§ **WHAT IS EXPECTED**
Lines containing the word "земскаго" are the ones to copy from the records below.

BEGIN RECORDED INFORMATION

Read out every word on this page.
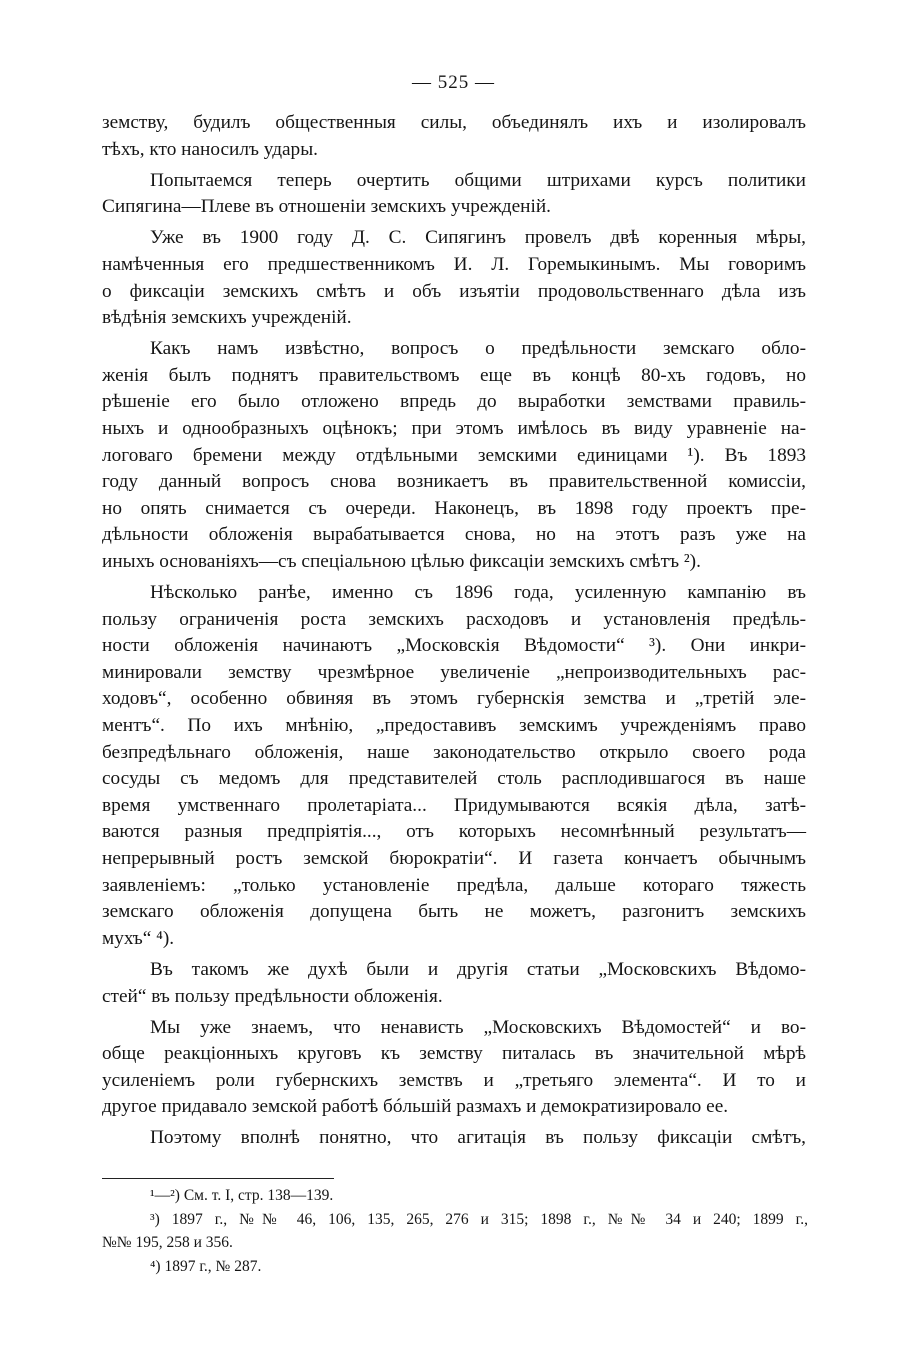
— 525 —
земству, будилъ общественныя силы, объединялъ ихъ и изолировалъ
тѣхъ, кто наносилъ удары.
Попытаемся теперь очертить общими штрихами курсъ политики
Сипягина—Плеве въ отношеніи земскихъ учрежденій.
Уже въ 1900 году Д. С. Сипягинъ провелъ двѣ коренныя мѣры,
намѣченныя его предшественникомъ И. Л. Горемыкинымъ. Мы говоримъ
о фиксаціи земскихъ смѣтъ и объ изъятіи продовольственнаго дѣла изъ
вѣдѣнія земскихъ учрежденій.
Какъ намъ извѣстно, вопросъ о предѣльности земскаго обло-
женія былъ поднятъ правительствомъ еще въ концѣ 80-хъ годовъ, но
рѣшеніе его было отложено впредь до выработки земствами правиль-
ныхъ и однообразныхъ оцѣнокъ; при этомъ имѣлось въ виду уравненіе на-
логоваго бремени между отдѣльными земскими единицами ¹). Въ 1893
году данный вопросъ снова возникаетъ въ правительственной комиссіи,
но опять снимается съ очереди. Наконецъ, въ 1898 году проектъ пре-
дѣльности обложенія вырабатывается снова, но на этотъ разъ уже на
иныхъ основаніяхъ—съ спеціальною цѣлью фиксаціи земскихъ смѣтъ ²).
Нѣсколько ранѣе, именно съ 1896 года, усиленную кампанію въ
пользу ограниченія роста земскихъ расходовъ и установленія предѣль-
ности обложенія начинаютъ „Московскія Вѣдомости“ ³). Они инкри-
минировали земству чрезмѣрное увеличеніе „непроизводительныхъ рас-
ходовъ“, особенно обвиняя въ этомъ губернскія земства и „третій эле-
ментъ“. По ихъ мнѣнію, „предоставивъ земскимъ учрежденіямъ право
безпредѣльнаго обложенія, наше законодательство открыло своего рода
сосуды съ медомъ для представителей столь расплодившагося въ наше
время умственнаго пролетаріата... Придумываются всякія дѣла, затѣ-
ваются разныя предпріятія..., отъ которыхъ несомнѣнный результатъ—
непрерывный ростъ земской бюрократіи“. И газета кончаетъ обычнымъ
заявленіемъ: „только установленіе предѣла, дальше котораго тяжесть
земскаго обложенія допущена быть не можетъ, разгонитъ земскихъ
мухъ“ ⁴).
Въ такомъ же духѣ были и другія статьи „Московскихъ Вѣдомо-
стей“ въ пользу предѣльности обложенія.
Мы уже знаемъ, что ненависть „Московскихъ Вѣдомостей“ и во-
обще реакціонныхъ круговъ къ земству питалась въ значительной мѣрѣ
усиленіемъ роли губернскихъ земствъ и „третьяго элемента“. И то и
другое придавало земской работѣ бóльшій размахъ и демократизировало ее.
Поэтому вполнѣ понятно, что агитація въ пользу фиксаціи смѣтъ,
¹—²) См. т. I, стр. 138—139.
³) 1897 г., №№ 46, 106, 135, 265, 276 и 315; 1898 г., №№ 34 и 240; 1899 г.,
№№ 195, 258 и 356.
⁴) 1897 г., № 287.
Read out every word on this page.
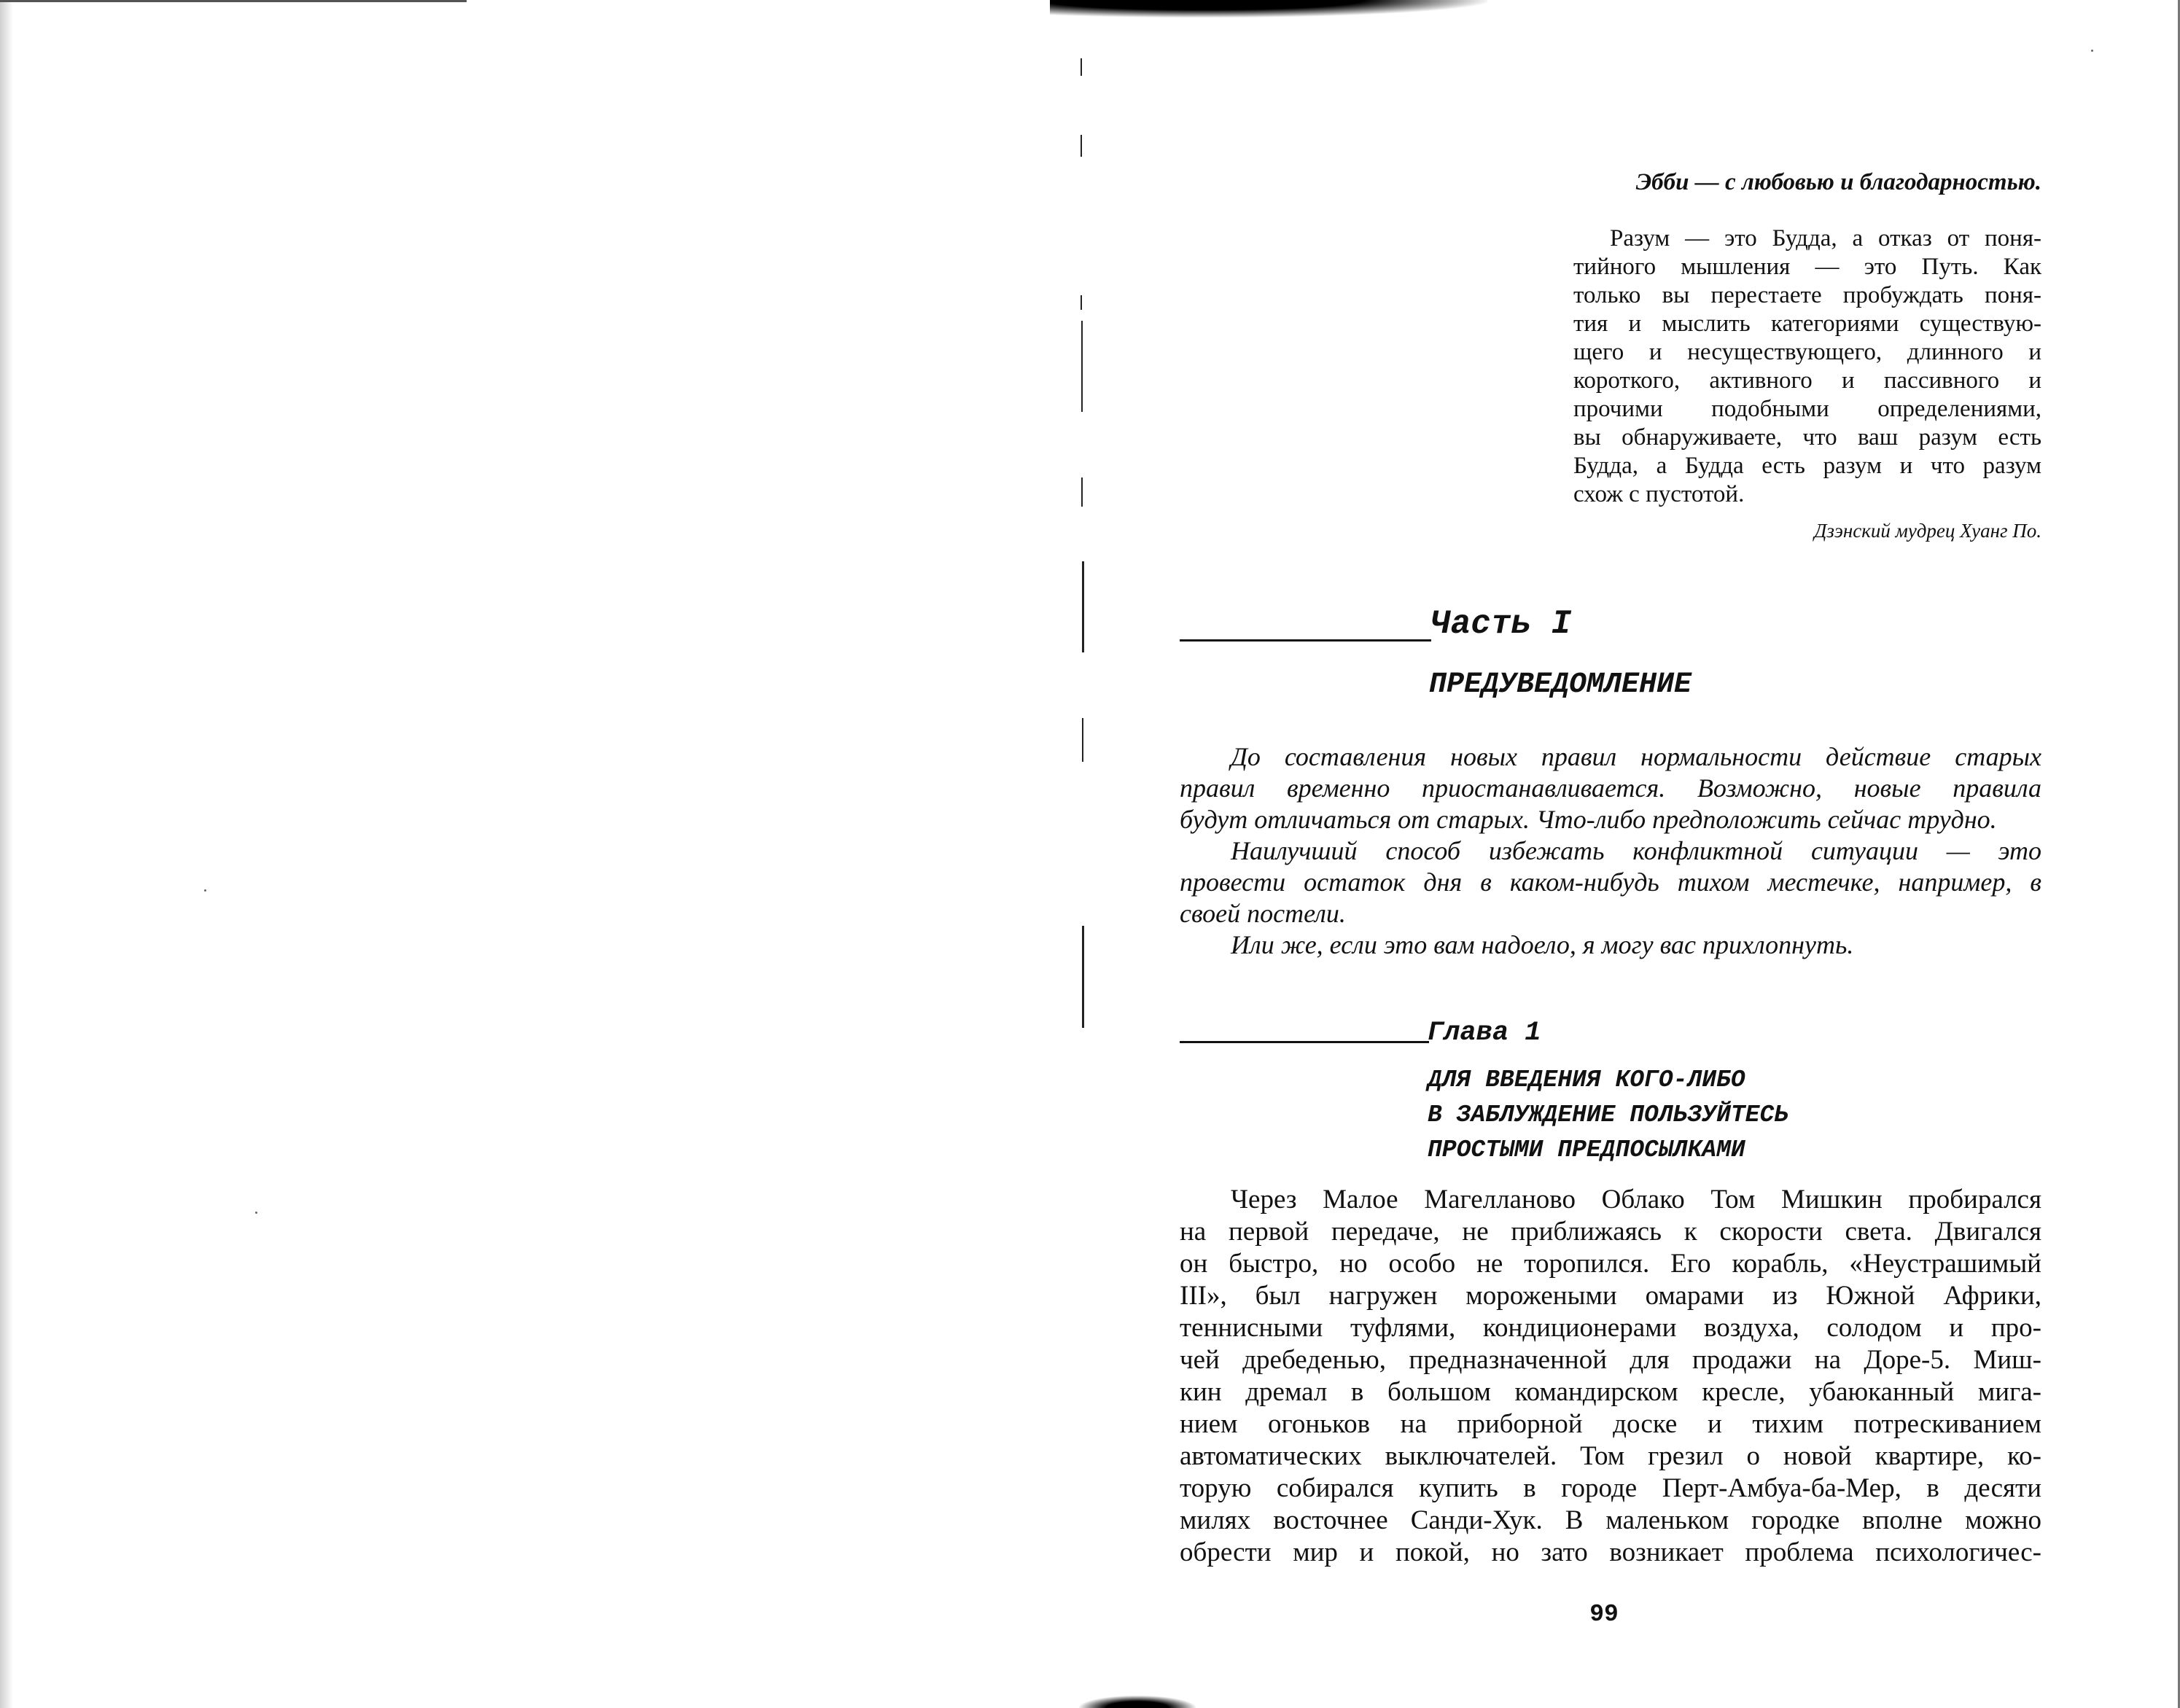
Эбби — с любовью и благодарностью.

Разум — это Будда, а отказ от поня-
тийного мышления — это Путь. Как
только вы перестаете пробуждать поня-
тия и мыслить категориями существую-
щего и несуществующего, длинного и
короткого, активного и пассивного и
прочими подобными определениями,
вы обнаруживаете, что ваш разум есть
Будда, а Будда есть разум и что разум
схож с пустотой.

Дзэнский мудрец Хуанг По.

Часть I
ПРЕДУВЕДОМЛЕНИЕ
До составления новых правил нормальности действие старых
правил временно приостанавливается. Возможно, новые правила
будут отличаться от старых. Что-либо предположить сейчас трудно.
Наилучший способ избежать конфликтной ситуации — это
провести остаток дня в каком-нибудь тихом местечке, например, в
своей постели.
Или же, если это вам надоело, я могу вас прихлопнуть.
Глава 1
ДЛЯ ВВЕДЕНИЯ КОГО-ЛИБО
В ЗАБЛУЖДЕНИЕ ПОЛЬЗУЙТЕСЬ
ПРОСТЫМИ ПРЕДПОСЫЛКАМИ
Через Малое Магелланово Облако Том Мишкин пробирался
на первой передаче, не приближаясь к скорости света. Двигался
он быстро, но особо не торопился. Его корабль, «Неустрашимый
III», был нагружен морожеными омарами из Южной Африки,
теннисными туфлями, кондиционерами воздуха, солодом и про-
чей дребеденью, предназначенной для продажи на Доре-5. Миш-
кин дремал в большом командирском кресле, убаюканный мига-
нием огоньков на приборной доске и тихим потрескиванием
автоматических выключателей. Том грезил о новой квартире, ко-
торую собирался купить в городе Перт-Амбуа-ба-Мер, в десяти
милях восточнее Санди-Хук. В маленьком городке вполне можно
обрести мир и покой, но зато возникает проблема психологичес-

99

END RECORDED INFORMATION

§ **TASK SOLUTION**
Какъ намъ извѣстно, вопросъ о предѣльности земскаго обло-
земскаго обложенія допущена быть не можетъ, разгонитъ земскихъ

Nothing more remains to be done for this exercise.